**Goal:**
Would you write out the listing verbatim and skip every picture in it?

**Input rows:**
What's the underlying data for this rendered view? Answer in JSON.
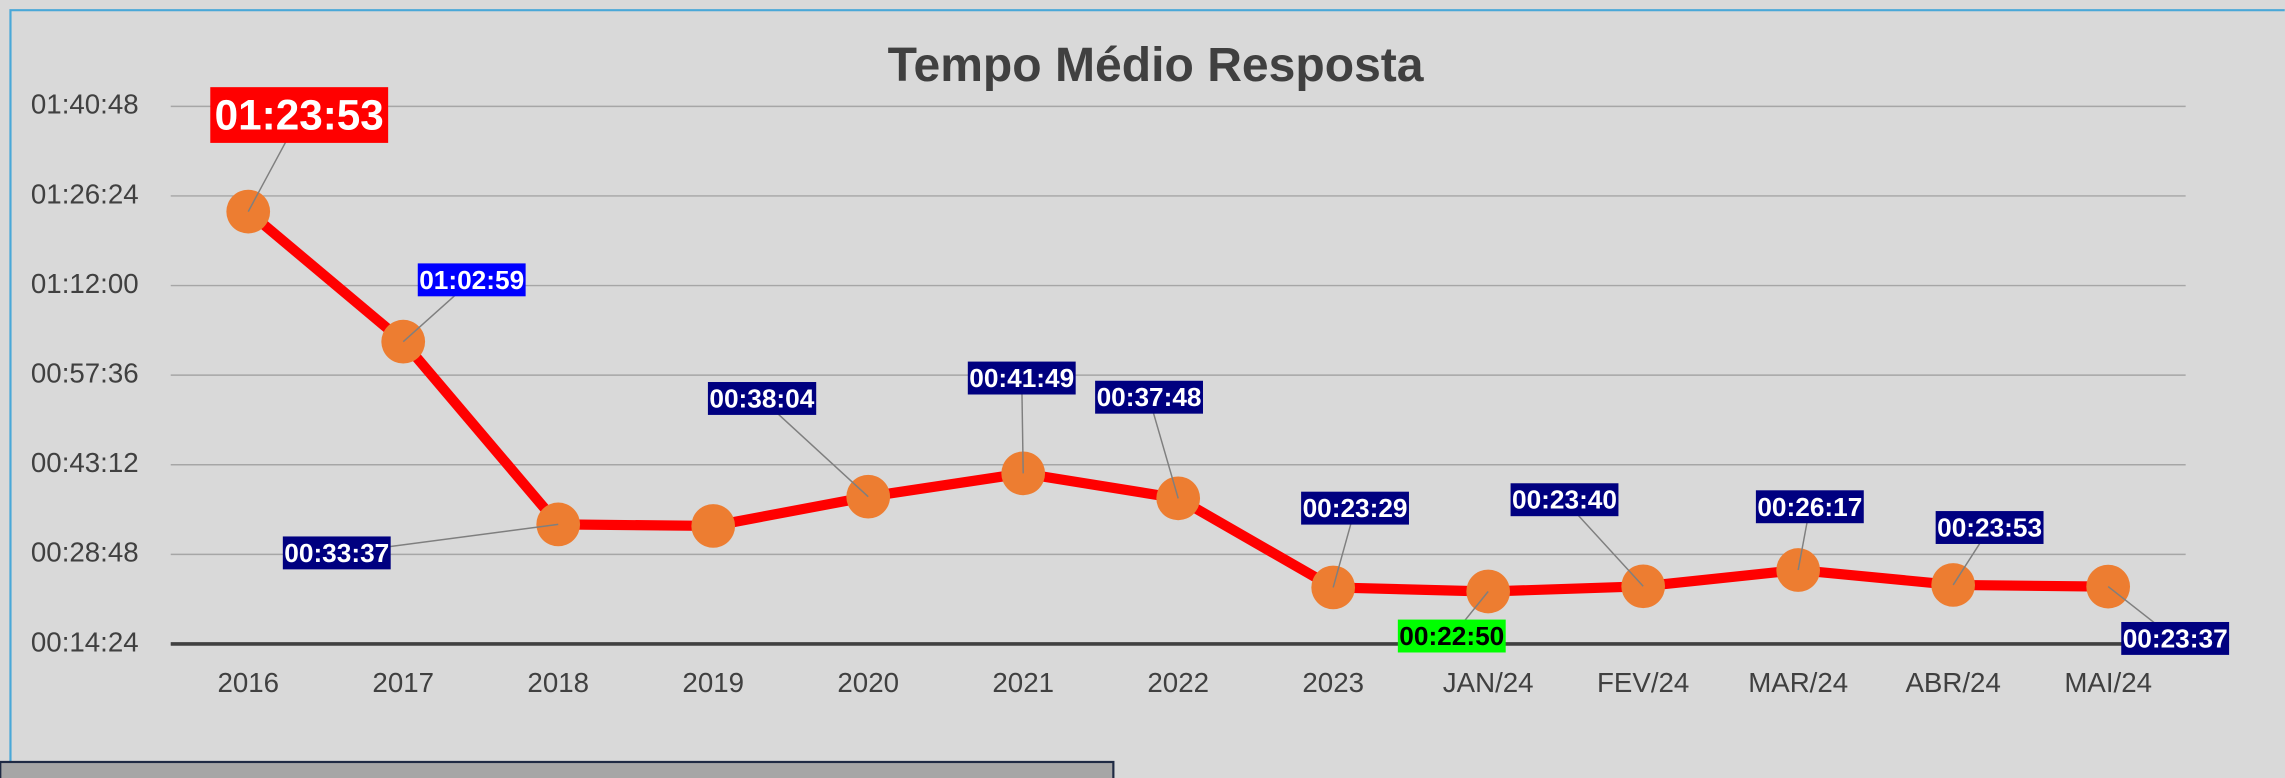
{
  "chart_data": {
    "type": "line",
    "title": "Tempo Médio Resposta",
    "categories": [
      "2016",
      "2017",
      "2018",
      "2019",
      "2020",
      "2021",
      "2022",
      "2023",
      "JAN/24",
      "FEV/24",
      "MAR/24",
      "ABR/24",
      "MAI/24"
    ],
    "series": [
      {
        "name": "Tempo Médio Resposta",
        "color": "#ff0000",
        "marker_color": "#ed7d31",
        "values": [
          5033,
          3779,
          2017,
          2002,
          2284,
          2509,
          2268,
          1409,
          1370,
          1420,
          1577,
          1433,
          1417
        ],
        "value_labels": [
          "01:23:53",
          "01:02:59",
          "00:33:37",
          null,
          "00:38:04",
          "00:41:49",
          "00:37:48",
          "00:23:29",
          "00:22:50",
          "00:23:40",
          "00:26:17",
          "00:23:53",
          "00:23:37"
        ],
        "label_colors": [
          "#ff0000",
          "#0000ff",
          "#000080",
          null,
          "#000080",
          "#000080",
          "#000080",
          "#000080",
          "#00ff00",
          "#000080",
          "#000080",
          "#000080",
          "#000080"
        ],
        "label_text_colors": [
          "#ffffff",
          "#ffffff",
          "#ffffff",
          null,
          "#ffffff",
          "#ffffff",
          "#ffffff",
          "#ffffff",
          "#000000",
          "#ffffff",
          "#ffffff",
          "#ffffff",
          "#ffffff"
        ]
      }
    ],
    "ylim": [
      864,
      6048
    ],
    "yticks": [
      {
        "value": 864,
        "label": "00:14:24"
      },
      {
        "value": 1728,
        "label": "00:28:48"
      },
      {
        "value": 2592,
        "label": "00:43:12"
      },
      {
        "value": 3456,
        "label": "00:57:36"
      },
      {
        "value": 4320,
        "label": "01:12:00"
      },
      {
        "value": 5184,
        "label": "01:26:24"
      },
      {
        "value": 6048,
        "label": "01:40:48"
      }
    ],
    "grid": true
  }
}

**Solution to this exercise:**
What's the underlying data for this rendered view? Answer in JSON.
{
  "chart_data": {
    "type": "line",
    "title": "Tempo Médio Resposta",
    "categories": [
      "2016",
      "2017",
      "2018",
      "2019",
      "2020",
      "2021",
      "2022",
      "2023",
      "JAN/24",
      "FEV/24",
      "MAR/24",
      "ABR/24",
      "MAI/24"
    ],
    "series": [
      {
        "name": "Tempo Médio Resposta",
        "color": "#ff0000",
        "marker_color": "#ed7d31",
        "values": [
          5033,
          3779,
          2017,
          2002,
          2284,
          2509,
          2268,
          1409,
          1370,
          1420,
          1577,
          1433,
          1417
        ],
        "value_labels": [
          "01:23:53",
          "01:02:59",
          "00:33:37",
          null,
          "00:38:04",
          "00:41:49",
          "00:37:48",
          "00:23:29",
          "00:22:50",
          "00:23:40",
          "00:26:17",
          "00:23:53",
          "00:23:37"
        ],
        "label_colors": [
          "#ff0000",
          "#0000ff",
          "#000080",
          null,
          "#000080",
          "#000080",
          "#000080",
          "#000080",
          "#00ff00",
          "#000080",
          "#000080",
          "#000080",
          "#000080"
        ],
        "label_text_colors": [
          "#ffffff",
          "#ffffff",
          "#ffffff",
          null,
          "#ffffff",
          "#ffffff",
          "#ffffff",
          "#ffffff",
          "#000000",
          "#ffffff",
          "#ffffff",
          "#ffffff",
          "#ffffff"
        ]
      }
    ],
    "ylim": [
      864,
      6048
    ],
    "yticks": [
      {
        "value": 864,
        "label": "00:14:24"
      },
      {
        "value": 1728,
        "label": "00:28:48"
      },
      {
        "value": 2592,
        "label": "00:43:12"
      },
      {
        "value": 3456,
        "label": "00:57:36"
      },
      {
        "value": 4320,
        "label": "01:12:00"
      },
      {
        "value": 5184,
        "label": "01:26:24"
      },
      {
        "value": 6048,
        "label": "01:40:48"
      }
    ],
    "grid": true
  }
}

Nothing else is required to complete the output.